Dataset listings of figures
============

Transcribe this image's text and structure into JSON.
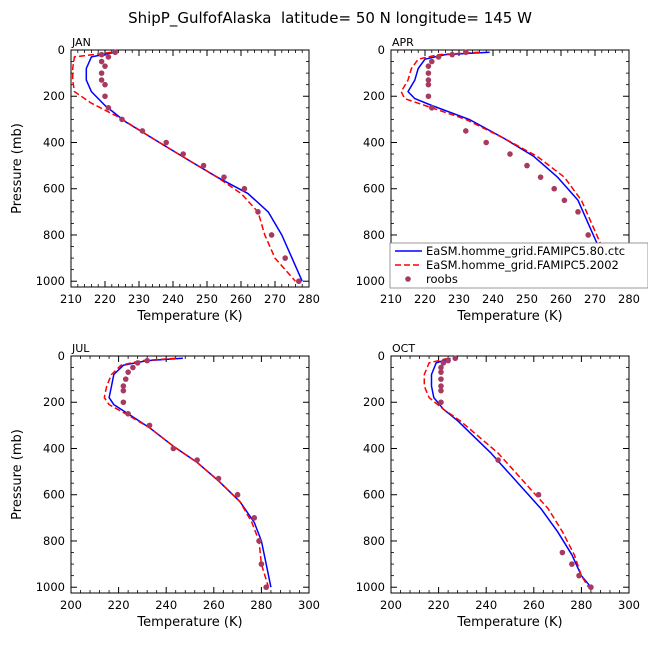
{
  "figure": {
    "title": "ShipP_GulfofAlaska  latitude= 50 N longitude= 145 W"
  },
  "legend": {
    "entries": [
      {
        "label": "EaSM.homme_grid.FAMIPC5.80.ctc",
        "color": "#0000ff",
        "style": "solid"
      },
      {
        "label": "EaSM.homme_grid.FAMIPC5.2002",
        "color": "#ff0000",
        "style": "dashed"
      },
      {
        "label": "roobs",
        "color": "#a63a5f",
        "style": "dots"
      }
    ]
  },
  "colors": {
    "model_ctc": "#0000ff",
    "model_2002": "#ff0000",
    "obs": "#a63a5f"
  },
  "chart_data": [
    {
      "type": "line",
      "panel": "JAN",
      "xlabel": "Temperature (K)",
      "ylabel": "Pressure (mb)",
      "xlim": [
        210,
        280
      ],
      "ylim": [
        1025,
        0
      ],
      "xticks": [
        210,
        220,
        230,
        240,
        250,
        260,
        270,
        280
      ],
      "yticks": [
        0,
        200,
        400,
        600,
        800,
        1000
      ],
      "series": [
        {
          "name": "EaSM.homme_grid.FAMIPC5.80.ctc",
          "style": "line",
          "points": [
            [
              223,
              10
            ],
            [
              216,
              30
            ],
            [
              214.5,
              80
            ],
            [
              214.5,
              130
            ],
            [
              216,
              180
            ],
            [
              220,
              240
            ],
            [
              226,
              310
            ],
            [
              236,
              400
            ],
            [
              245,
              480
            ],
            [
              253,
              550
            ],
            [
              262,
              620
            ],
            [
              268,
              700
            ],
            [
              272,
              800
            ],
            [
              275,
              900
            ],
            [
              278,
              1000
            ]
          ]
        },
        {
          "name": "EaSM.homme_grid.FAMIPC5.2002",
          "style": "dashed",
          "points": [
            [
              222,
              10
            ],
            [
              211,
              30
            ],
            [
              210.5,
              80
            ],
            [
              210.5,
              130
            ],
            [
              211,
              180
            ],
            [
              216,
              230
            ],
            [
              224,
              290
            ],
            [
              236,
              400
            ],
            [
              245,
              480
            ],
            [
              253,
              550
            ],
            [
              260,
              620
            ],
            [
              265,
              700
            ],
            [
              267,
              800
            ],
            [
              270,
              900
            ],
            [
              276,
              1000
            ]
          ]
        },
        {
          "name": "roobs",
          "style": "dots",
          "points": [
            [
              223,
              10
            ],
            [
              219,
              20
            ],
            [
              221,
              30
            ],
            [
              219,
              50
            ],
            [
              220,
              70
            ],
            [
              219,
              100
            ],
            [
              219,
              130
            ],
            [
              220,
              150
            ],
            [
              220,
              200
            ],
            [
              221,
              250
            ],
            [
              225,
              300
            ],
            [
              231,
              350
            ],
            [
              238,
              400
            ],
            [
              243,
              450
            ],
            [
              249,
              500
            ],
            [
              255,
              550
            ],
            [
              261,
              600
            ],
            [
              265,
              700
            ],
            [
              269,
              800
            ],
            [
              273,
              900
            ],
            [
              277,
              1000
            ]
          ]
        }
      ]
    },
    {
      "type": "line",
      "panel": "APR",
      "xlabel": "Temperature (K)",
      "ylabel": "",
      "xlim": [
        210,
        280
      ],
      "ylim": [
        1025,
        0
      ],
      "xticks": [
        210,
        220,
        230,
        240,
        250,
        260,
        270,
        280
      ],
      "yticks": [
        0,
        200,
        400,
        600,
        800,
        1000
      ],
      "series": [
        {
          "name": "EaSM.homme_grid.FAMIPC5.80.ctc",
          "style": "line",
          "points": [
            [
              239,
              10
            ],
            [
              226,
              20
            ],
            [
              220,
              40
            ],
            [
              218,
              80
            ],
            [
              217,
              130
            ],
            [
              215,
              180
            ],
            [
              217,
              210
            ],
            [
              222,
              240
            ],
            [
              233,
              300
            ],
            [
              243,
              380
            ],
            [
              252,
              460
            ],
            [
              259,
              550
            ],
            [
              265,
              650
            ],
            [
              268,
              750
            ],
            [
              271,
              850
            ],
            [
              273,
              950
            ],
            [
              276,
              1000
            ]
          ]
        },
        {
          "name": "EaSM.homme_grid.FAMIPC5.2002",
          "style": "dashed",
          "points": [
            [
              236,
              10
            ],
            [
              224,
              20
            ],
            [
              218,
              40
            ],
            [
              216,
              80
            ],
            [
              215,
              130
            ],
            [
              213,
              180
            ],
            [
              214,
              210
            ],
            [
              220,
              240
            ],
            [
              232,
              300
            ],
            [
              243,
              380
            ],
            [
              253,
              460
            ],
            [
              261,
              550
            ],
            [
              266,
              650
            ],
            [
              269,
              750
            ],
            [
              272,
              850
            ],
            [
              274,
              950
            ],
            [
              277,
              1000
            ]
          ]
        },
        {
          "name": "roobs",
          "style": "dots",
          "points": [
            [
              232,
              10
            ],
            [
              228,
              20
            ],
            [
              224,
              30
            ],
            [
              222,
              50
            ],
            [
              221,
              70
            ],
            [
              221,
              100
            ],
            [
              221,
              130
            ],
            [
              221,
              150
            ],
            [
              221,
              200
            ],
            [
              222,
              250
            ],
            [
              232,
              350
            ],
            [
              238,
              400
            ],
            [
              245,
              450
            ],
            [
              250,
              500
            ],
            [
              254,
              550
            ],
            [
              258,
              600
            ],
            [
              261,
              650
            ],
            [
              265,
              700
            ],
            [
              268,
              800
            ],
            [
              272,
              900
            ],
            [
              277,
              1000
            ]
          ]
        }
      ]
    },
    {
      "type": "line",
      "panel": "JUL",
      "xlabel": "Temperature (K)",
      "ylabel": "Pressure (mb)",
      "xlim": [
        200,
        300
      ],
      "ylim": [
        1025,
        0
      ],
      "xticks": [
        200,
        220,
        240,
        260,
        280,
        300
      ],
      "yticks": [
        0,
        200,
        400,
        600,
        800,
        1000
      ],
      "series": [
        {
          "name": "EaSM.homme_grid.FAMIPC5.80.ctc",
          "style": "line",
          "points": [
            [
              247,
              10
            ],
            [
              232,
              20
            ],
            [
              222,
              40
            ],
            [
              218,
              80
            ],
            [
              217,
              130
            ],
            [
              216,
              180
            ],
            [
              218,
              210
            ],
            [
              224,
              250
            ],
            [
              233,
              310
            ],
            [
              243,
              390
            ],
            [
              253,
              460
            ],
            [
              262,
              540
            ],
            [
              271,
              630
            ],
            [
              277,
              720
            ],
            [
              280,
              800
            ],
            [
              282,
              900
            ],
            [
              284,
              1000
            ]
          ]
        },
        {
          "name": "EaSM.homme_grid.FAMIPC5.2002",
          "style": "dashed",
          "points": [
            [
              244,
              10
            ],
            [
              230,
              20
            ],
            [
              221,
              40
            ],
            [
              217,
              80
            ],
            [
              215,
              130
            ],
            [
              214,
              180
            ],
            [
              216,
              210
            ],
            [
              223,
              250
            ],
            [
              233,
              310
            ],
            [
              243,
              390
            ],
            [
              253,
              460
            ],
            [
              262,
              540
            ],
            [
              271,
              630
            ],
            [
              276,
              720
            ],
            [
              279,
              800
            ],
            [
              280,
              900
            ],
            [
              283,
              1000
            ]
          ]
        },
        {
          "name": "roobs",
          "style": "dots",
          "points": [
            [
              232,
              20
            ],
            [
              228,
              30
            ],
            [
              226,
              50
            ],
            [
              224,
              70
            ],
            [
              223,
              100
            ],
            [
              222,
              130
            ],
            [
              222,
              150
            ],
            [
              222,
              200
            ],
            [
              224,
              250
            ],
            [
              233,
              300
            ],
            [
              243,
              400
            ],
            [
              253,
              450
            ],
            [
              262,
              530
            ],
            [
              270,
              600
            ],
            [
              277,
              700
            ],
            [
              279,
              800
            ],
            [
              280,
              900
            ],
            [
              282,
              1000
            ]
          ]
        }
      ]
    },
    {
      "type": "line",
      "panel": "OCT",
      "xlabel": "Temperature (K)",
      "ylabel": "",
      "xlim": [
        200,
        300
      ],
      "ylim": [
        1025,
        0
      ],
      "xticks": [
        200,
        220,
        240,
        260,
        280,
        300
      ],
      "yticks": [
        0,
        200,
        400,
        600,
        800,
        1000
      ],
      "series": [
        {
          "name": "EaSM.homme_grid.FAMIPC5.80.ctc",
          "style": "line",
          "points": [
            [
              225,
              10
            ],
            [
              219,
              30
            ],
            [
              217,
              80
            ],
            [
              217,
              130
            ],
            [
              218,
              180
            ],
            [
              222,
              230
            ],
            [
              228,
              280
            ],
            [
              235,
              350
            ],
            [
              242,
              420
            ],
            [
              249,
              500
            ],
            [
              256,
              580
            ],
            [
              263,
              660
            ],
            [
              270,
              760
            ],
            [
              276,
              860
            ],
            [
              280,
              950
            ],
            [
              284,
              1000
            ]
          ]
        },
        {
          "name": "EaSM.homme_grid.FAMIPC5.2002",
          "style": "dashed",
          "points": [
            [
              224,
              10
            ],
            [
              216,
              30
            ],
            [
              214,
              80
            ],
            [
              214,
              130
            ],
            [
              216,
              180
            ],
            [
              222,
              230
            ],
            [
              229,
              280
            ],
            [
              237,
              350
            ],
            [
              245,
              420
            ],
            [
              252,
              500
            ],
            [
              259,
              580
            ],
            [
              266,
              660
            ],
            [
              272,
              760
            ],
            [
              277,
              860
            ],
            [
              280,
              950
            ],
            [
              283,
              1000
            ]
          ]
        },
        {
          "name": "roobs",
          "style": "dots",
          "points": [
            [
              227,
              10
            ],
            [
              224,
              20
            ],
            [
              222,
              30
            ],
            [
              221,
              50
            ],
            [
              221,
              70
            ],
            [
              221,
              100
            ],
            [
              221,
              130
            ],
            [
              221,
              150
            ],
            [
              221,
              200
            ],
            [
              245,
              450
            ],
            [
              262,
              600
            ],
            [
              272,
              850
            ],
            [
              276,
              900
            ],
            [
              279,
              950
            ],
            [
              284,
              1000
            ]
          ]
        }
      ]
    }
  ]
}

============

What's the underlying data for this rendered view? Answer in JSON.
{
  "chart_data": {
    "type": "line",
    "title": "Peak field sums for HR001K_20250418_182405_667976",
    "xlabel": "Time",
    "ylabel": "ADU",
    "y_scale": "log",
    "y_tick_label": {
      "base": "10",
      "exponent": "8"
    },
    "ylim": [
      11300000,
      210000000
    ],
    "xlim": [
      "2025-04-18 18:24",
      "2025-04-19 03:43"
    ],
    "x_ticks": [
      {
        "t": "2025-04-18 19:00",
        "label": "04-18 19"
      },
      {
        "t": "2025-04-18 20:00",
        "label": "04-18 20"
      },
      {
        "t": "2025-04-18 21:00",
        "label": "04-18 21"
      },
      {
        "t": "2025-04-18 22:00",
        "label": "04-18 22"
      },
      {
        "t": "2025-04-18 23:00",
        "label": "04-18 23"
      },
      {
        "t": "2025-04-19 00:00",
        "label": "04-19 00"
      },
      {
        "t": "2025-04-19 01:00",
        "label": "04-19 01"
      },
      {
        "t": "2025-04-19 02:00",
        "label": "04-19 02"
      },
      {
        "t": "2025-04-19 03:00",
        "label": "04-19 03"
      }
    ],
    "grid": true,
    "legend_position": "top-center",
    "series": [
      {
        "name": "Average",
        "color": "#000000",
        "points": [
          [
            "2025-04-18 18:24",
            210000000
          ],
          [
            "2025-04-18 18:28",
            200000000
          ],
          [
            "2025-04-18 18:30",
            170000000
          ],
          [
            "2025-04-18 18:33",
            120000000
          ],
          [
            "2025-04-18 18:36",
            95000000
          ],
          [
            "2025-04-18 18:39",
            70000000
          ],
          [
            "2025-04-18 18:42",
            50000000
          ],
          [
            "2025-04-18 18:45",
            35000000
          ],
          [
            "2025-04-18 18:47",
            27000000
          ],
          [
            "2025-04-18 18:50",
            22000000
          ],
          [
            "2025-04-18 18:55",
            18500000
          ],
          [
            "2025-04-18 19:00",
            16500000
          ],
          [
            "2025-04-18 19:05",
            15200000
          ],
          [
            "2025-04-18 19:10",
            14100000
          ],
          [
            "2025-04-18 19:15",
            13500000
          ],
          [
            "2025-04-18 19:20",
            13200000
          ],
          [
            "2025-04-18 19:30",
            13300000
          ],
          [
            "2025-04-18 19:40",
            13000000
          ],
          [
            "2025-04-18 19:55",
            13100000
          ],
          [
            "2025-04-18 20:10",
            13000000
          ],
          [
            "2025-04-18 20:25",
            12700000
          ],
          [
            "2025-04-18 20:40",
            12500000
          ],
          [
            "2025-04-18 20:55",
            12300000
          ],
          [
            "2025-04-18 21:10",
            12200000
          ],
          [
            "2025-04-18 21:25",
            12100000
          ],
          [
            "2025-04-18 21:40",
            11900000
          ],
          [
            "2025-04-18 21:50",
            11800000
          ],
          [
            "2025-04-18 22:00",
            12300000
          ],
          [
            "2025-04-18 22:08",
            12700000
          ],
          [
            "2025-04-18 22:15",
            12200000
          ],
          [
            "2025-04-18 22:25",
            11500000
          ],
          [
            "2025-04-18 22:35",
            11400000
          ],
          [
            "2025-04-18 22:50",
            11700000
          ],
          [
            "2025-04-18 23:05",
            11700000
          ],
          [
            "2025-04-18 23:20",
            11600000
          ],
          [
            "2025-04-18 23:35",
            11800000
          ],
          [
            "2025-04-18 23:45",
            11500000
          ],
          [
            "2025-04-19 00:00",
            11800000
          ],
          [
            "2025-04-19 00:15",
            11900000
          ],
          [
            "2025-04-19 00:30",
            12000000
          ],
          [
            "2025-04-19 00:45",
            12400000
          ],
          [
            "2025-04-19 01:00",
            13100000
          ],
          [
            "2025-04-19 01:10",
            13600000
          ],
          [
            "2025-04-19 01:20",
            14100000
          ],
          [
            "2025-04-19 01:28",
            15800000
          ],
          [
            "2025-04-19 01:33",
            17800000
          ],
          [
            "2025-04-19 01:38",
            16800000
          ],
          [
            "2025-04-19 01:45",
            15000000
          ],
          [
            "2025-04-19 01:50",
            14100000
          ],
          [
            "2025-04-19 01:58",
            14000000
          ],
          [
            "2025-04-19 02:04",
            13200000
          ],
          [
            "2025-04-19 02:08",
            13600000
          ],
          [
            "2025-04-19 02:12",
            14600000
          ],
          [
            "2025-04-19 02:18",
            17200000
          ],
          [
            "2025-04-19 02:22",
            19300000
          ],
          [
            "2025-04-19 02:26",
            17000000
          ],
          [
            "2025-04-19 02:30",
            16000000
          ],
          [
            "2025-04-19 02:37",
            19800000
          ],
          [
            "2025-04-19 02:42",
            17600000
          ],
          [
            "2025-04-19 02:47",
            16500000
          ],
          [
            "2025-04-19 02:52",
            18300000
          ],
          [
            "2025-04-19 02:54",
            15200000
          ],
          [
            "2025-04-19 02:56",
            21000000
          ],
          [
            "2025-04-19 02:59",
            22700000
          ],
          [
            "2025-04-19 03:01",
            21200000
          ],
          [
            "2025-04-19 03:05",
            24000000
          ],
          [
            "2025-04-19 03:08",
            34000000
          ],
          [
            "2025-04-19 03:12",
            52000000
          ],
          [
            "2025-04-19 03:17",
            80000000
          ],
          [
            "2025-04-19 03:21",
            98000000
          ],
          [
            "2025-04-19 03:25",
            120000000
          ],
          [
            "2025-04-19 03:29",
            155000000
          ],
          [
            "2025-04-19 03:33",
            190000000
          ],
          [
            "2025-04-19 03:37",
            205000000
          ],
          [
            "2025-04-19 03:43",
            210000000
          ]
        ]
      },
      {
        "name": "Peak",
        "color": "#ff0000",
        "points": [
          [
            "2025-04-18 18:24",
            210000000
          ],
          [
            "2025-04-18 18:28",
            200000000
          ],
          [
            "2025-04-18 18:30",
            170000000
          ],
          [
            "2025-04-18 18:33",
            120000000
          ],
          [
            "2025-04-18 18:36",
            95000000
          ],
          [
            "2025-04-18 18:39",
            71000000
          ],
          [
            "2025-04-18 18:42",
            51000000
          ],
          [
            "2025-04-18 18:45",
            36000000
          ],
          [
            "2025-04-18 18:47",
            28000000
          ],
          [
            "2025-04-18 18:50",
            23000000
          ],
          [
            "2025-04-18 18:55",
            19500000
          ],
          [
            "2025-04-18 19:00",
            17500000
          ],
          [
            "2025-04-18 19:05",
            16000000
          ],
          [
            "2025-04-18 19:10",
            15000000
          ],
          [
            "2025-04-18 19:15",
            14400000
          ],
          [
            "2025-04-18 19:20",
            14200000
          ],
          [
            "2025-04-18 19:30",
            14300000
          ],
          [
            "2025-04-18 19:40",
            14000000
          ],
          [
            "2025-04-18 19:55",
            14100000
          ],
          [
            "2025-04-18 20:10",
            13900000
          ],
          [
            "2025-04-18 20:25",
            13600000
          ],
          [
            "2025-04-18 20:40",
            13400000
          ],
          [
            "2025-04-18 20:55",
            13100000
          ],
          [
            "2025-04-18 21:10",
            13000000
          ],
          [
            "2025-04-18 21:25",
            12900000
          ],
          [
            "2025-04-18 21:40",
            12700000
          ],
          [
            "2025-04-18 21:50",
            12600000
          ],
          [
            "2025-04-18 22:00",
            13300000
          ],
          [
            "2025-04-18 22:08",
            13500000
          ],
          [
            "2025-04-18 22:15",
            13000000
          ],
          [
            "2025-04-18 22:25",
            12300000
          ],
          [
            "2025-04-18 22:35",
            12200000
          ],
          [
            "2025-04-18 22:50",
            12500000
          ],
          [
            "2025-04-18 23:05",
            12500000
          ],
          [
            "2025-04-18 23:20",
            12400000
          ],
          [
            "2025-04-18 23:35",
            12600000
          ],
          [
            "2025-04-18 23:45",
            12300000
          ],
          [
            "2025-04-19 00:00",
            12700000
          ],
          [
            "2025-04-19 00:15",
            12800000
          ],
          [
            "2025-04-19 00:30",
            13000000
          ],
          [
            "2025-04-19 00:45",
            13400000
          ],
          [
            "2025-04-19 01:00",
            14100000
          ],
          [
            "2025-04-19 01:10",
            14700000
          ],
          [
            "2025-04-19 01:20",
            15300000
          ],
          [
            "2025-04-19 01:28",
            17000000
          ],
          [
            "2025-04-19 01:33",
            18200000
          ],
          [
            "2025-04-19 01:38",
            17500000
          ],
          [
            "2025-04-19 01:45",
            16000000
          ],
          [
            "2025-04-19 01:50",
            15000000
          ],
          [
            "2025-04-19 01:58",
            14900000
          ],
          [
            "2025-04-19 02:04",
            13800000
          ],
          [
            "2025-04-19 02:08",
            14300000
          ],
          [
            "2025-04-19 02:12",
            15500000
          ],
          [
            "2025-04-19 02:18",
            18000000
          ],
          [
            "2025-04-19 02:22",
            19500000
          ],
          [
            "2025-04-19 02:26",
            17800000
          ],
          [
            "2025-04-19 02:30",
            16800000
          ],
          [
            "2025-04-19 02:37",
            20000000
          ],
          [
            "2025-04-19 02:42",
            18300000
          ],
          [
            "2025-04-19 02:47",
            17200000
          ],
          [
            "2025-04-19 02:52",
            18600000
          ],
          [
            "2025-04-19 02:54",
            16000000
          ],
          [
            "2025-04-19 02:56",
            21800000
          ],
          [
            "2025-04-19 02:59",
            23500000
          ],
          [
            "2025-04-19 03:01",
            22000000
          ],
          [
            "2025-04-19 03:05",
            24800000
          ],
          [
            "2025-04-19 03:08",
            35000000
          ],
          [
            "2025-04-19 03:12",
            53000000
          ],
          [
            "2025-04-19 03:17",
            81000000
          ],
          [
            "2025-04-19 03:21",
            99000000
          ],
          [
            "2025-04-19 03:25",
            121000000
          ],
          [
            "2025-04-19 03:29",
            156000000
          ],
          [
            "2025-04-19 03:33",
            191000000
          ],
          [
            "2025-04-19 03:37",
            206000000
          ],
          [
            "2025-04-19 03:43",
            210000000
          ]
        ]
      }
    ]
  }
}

============

▸ Problem
Extract, from the listing above, every line where the string "JSON" occurs.

▸ Task output
Transcribe this image's text and structure into JSON.
What's the underlying data for this rendered view? Answer in JSON.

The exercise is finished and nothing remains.